:: TASK ::
Can you reproduce, word for word, the lines from the one containing "svg-text:Ascent GPS: Ascent" through the one containing "svg-text:Sfc CTD samples: Sfc", including both of those lines?

:: SOURCE DATA ::

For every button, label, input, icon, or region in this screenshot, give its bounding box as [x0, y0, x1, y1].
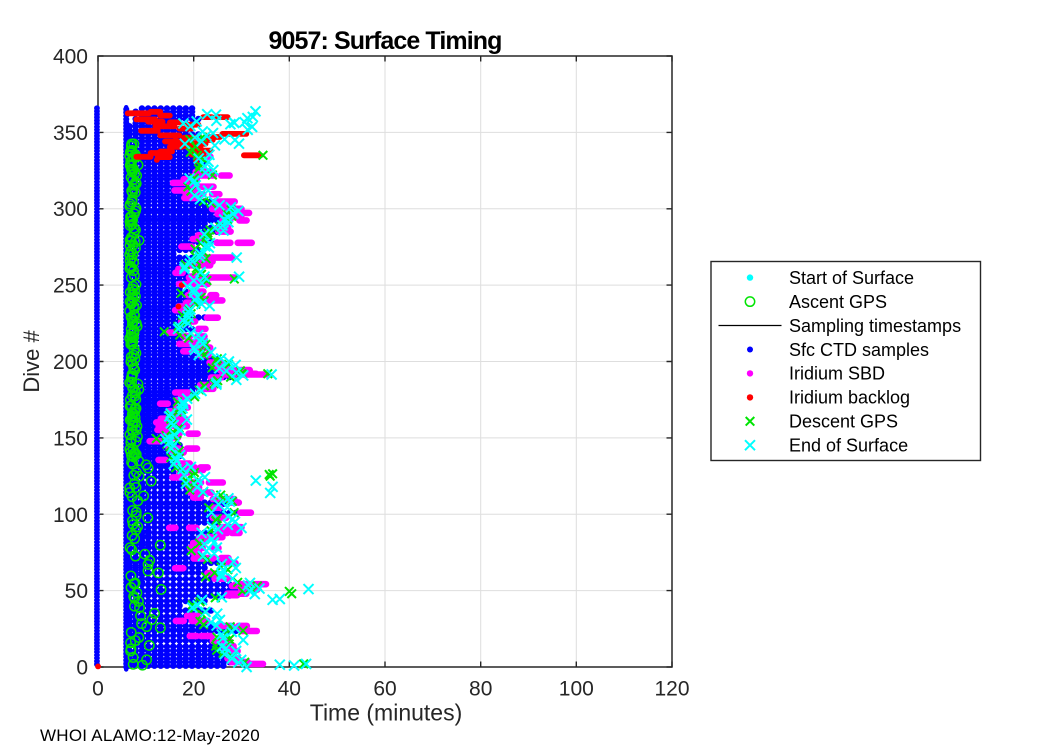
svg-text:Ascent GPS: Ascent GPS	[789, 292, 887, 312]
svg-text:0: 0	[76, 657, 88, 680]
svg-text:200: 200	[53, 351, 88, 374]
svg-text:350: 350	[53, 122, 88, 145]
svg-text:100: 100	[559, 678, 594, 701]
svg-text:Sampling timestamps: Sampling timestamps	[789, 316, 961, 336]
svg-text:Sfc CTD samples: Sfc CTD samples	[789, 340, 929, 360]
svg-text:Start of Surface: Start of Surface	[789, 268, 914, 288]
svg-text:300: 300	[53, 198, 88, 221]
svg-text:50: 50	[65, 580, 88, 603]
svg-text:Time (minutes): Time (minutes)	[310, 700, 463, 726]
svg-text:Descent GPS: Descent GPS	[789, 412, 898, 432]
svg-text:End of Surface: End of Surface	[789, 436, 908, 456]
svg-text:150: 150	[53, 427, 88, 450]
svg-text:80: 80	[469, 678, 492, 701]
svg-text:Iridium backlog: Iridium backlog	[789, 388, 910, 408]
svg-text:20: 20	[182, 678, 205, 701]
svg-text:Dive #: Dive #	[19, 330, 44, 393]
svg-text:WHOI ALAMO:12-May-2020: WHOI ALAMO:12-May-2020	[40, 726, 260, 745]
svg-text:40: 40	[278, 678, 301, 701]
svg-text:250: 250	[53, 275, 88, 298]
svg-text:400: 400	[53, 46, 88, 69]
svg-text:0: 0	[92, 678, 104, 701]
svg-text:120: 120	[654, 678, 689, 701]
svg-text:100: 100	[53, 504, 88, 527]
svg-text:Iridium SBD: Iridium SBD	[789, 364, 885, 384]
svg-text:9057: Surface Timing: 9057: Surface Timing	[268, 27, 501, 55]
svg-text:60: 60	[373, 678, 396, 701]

:: ANSWER TO THE TASK ::
svg-text:Ascent GPS: Ascent GPS	[789, 292, 887, 312]
svg-text:0: 0	[76, 657, 88, 680]
svg-text:200: 200	[53, 351, 88, 374]
svg-text:350: 350	[53, 122, 88, 145]
svg-text:100: 100	[559, 678, 594, 701]
svg-text:Sampling timestamps: Sampling timestamps	[789, 316, 961, 336]
svg-text:Sfc CTD samples: Sfc CTD samples	[789, 340, 929, 360]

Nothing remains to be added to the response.